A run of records
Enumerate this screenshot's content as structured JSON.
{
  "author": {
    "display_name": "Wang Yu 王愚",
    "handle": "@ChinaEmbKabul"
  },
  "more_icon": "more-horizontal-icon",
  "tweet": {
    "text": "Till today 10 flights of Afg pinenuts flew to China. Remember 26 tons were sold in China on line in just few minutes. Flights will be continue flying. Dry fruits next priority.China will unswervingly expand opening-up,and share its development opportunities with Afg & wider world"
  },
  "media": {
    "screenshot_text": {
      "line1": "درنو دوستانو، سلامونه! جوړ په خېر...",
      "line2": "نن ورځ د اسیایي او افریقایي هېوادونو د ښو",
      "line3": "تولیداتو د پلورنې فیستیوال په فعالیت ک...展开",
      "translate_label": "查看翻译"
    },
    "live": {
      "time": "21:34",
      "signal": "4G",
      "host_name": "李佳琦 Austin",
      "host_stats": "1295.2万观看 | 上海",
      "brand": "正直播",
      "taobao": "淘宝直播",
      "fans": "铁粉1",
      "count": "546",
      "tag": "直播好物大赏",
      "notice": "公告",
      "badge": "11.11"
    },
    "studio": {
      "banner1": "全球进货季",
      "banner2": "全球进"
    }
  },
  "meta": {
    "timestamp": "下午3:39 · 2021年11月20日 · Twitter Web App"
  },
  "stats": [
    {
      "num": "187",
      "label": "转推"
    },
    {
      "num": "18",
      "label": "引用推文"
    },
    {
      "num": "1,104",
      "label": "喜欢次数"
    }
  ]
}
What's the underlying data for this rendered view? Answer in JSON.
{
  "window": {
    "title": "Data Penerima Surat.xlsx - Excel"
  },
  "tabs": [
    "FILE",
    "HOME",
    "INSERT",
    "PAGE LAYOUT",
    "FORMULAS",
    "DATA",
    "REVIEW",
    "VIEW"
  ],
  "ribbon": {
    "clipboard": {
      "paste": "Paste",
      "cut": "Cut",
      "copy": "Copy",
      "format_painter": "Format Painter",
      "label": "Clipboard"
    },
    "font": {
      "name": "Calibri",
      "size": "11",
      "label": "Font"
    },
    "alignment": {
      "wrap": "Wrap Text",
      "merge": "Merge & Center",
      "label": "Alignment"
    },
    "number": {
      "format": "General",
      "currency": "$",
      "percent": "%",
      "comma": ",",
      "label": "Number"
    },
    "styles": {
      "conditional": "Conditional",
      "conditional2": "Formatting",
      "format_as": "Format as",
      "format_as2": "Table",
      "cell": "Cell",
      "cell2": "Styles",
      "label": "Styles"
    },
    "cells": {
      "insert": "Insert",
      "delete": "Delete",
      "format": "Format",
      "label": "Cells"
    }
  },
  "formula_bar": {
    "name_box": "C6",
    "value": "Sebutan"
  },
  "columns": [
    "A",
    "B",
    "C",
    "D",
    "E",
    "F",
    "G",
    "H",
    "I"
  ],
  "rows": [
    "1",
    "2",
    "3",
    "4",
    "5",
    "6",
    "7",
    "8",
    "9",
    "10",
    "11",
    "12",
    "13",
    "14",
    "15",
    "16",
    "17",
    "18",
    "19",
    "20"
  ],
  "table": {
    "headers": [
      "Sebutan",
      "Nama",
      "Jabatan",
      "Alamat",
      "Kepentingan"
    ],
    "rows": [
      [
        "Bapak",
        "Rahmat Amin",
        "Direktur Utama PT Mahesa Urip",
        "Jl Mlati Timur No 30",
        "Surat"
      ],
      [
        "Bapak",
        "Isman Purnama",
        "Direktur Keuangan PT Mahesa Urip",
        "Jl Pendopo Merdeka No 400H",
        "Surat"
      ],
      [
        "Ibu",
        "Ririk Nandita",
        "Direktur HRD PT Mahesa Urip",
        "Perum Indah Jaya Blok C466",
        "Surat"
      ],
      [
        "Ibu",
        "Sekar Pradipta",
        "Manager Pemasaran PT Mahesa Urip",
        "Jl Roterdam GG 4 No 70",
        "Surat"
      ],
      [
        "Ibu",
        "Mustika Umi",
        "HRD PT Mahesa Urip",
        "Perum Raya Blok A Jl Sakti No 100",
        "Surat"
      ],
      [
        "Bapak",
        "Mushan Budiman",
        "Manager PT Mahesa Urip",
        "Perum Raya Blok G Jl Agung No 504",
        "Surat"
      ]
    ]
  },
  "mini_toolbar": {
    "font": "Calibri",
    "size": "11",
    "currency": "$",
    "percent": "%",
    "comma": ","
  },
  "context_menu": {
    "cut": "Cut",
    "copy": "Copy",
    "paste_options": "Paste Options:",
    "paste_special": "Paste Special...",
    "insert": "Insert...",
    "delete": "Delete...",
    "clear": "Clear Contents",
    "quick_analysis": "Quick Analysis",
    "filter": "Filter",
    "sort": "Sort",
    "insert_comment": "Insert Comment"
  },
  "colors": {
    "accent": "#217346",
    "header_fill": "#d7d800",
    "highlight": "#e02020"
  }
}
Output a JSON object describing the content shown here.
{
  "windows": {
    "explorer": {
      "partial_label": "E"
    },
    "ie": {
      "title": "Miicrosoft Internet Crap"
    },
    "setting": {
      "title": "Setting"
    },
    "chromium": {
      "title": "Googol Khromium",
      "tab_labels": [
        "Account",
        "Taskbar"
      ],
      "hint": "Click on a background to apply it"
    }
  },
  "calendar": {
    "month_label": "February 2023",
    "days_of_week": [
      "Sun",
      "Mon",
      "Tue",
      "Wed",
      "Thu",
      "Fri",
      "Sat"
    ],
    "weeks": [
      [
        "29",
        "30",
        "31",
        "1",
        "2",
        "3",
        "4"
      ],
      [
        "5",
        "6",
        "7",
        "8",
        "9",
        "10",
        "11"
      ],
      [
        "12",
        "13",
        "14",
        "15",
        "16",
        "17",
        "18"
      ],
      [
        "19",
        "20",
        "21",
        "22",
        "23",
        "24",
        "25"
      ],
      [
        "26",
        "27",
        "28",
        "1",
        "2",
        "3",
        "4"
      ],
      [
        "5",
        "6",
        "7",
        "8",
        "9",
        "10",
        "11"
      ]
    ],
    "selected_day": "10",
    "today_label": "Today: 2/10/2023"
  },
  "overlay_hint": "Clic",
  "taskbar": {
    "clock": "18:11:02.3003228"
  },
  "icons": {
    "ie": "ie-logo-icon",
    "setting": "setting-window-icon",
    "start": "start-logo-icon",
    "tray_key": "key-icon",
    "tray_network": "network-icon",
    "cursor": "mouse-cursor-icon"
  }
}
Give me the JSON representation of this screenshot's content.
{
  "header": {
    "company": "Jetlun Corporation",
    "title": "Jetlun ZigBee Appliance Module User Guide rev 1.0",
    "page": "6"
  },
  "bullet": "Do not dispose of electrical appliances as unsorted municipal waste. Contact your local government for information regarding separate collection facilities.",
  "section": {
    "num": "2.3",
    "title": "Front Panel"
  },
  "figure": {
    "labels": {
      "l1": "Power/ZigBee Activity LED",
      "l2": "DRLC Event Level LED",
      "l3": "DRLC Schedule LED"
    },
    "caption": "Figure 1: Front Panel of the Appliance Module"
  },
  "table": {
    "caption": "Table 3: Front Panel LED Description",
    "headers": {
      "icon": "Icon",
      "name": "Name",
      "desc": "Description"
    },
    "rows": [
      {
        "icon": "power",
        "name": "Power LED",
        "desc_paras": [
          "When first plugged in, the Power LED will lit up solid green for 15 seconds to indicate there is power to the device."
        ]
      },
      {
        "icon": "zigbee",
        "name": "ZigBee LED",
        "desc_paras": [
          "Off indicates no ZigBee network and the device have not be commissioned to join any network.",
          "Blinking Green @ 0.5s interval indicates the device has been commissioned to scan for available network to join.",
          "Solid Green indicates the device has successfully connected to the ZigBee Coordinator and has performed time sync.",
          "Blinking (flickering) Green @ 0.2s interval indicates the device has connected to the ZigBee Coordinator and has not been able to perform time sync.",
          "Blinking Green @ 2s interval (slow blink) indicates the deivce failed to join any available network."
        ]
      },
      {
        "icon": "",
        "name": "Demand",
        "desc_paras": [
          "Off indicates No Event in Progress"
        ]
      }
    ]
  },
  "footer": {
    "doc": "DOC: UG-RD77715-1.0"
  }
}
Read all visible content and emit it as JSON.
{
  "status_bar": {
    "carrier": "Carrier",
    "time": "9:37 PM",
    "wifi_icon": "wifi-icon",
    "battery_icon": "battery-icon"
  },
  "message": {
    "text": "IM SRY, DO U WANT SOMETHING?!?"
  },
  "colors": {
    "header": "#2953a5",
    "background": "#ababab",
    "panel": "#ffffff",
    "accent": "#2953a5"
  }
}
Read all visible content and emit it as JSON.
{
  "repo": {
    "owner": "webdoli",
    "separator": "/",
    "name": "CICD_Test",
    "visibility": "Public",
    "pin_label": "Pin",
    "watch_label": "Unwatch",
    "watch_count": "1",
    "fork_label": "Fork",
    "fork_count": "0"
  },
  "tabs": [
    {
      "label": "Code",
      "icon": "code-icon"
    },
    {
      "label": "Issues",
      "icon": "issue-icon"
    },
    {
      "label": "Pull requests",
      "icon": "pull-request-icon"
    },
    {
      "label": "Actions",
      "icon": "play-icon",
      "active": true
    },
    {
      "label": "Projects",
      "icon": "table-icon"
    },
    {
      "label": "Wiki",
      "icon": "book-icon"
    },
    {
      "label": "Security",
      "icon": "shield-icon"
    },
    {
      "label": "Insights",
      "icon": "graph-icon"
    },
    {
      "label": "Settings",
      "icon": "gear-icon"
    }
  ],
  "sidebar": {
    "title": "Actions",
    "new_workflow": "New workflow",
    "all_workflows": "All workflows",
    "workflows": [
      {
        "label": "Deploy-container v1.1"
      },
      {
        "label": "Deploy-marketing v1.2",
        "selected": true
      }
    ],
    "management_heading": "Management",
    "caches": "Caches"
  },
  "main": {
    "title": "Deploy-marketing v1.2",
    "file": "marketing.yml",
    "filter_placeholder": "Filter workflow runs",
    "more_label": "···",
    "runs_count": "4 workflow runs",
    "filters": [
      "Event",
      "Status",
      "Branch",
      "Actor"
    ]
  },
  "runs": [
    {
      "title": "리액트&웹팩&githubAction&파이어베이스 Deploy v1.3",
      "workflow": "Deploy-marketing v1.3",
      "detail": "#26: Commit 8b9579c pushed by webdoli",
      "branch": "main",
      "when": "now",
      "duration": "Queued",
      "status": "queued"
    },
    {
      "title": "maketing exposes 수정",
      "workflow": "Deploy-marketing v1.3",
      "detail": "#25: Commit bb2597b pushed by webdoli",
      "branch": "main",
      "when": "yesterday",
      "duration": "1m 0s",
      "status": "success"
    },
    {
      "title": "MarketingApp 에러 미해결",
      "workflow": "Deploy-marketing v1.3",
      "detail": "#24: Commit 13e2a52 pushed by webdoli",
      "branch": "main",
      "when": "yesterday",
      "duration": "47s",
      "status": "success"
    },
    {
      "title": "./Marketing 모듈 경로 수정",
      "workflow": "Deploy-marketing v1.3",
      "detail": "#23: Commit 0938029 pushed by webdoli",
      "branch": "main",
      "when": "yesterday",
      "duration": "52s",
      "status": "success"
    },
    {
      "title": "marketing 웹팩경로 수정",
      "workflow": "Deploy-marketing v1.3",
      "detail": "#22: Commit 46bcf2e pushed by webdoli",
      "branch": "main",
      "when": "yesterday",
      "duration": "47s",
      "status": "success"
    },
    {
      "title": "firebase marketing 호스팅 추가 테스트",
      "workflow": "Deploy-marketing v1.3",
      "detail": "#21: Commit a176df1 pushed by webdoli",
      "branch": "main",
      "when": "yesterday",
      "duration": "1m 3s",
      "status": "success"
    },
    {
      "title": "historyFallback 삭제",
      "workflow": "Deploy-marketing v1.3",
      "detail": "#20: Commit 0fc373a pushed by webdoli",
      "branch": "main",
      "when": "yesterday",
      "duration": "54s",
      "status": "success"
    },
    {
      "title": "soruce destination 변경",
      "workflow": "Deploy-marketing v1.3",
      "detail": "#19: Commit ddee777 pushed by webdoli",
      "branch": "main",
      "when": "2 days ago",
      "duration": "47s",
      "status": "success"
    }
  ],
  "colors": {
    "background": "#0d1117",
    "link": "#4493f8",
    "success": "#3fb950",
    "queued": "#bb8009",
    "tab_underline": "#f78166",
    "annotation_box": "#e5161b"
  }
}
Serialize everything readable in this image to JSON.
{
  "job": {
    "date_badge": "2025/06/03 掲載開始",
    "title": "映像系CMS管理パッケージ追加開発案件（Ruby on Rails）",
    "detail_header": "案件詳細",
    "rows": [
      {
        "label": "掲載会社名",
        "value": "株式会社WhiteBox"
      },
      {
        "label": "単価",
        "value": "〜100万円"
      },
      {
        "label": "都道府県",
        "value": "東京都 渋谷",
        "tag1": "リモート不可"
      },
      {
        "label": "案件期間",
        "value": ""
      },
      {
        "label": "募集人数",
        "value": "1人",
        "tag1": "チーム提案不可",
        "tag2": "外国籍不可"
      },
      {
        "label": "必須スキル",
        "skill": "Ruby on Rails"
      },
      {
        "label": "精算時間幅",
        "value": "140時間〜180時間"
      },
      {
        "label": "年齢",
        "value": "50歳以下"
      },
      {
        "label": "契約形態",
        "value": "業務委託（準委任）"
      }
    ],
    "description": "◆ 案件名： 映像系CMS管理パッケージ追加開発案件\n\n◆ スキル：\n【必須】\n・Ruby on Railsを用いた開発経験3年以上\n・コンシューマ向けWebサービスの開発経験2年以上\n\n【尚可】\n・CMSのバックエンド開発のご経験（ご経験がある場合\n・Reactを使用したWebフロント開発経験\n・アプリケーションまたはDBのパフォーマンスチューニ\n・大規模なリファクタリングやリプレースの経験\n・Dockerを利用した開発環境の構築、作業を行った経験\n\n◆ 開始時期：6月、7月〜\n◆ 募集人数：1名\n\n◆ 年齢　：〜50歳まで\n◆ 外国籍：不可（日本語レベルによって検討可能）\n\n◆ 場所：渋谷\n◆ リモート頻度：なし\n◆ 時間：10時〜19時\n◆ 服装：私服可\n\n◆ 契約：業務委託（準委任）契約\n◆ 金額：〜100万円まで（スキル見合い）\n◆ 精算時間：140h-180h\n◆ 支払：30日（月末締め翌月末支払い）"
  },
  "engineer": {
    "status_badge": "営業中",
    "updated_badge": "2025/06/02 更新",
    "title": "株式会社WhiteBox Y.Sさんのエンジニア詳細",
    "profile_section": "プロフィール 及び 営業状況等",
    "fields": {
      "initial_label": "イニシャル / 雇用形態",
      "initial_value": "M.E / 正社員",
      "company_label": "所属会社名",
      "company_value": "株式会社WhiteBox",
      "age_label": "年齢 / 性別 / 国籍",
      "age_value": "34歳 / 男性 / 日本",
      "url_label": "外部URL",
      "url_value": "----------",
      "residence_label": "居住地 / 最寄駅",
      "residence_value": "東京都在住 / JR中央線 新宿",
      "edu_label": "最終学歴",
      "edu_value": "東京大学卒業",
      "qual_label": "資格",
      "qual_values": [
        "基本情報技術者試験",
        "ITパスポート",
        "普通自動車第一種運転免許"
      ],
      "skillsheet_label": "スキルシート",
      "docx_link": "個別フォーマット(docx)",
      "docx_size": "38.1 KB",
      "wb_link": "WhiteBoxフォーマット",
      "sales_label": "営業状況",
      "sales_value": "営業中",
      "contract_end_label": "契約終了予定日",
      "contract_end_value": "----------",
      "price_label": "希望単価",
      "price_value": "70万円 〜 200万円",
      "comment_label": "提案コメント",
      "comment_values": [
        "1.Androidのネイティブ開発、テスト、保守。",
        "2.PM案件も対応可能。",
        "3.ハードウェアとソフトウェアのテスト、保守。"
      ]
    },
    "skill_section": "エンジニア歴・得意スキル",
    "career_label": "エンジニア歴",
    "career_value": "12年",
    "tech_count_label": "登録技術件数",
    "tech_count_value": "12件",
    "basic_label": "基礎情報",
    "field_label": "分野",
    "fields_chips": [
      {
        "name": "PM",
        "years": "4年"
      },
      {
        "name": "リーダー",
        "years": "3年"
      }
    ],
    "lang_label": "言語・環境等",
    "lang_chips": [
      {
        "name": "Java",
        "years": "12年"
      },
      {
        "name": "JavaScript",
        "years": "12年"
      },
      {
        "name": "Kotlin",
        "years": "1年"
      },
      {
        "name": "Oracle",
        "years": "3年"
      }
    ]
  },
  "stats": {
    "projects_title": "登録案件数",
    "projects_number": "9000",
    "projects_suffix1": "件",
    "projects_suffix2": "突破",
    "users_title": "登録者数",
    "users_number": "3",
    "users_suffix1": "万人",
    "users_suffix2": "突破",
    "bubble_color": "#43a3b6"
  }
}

PROBLEM | Of all the lines in the listing above, how many contain the word "Commit"? Answer with the number alone.

FINAL ANSWER | 8